## start Data entries
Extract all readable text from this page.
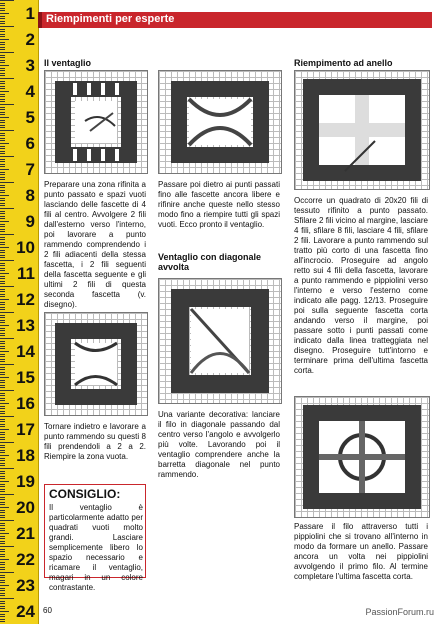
1
2
3
4
5
6
7
8
9
10
11
12
13
14
15
16
17
18
19
20
21
22
23
24
Riempimenti per esperte
Il ventaglio
Preparare una zona rifinita a punto passato e spazi vuoti lasciando delle fascette di 4 fili al centro. Avvolgere 2 fili dall'esterno verso l'interno, poi lavorare a punto rammendo comprendendo i 2 fili adiacenti della stessa fascetta, i 2 fili seguenti della fascetta seguente e gli ultimi 2 fili di questa seconda fascetta (v. disegno).
Tornare indietro e lavorare a punto rammendo su questi 8 fili prendendoli a 2 a 2. Riempire la zona vuota.
CONSIGLIO:
Il ventaglio è particolarmente adatto per quadrati vuoti molto grandi. Lasciare semplicemente libero lo spazio necessario e ricamare il ventaglio, magari in un colore contrastante.
Passare poi dietro ai punti passati fino alle fascette ancora libere e rifinire anche queste nello stesso modo fino a riempire tutti gli spazi vuoti. Ecco pronto il ventaglio.
Ventaglio con diagonale avvolta
Una variante decorativa: lanciare il filo in diagonale passando dal centro verso l'angolo e avvolgerlo più volte. Lavorando poi il ventaglio comprendere anche la barretta diagonale nel punto rammendo.
Riempimento ad anello
Occorre un quadrato di 20x20 fili di tessuto rifinito a punto passato. Sfilare 2 fili vicino al margine, lasciare 4 fili, sfilare 8 fili, lasciare 4 fili, sfilare 2 fili. Lavorare a punto rammendo sul tratto più corto di una fascetta fino all'incrocio. Proseguire ad angolo retto sui 4 fili della fascetta, lavorare a punto rammendo e pippiolini verso l'interno e verso l'esterno come indicato alle pagg. 12/13. Proseguire poi sulla seguente fascetta corta andando verso il margine, poi passare sotto i punti passati come indicato dalla linea tratteggiata nel disegno. Proseguire tutt'intorno e terminare prima dell'ultima fascetta corta.
Passare il filo attraverso tutti i pippiolini che si trovano all'interno in modo da formare un anello. Passare ancora un volta nei pippiolini avvolgendo il primo filo. Al termine completare l'ultima fascetta corta.
60	PassionForum.ru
## end Data entries
▸ Exercise directions
Which lines above contain the word "filo"? Copy each of them.

▸ Full answer
Una variante decorativa: lanciare il filo in diagonale passando dal centro verso l'angolo e avvolgerlo più volte. Lavorando poi il ventaglio comprendere anche la barretta diagonale nel punto rammendo.
Passare il filo attraverso tutti i pippiolini che si trovano all'interno in modo da formare un anello. Passare ancora un volta nei pippiolini avvolgendo il primo filo. Al termine completare l'ultima fascetta corta.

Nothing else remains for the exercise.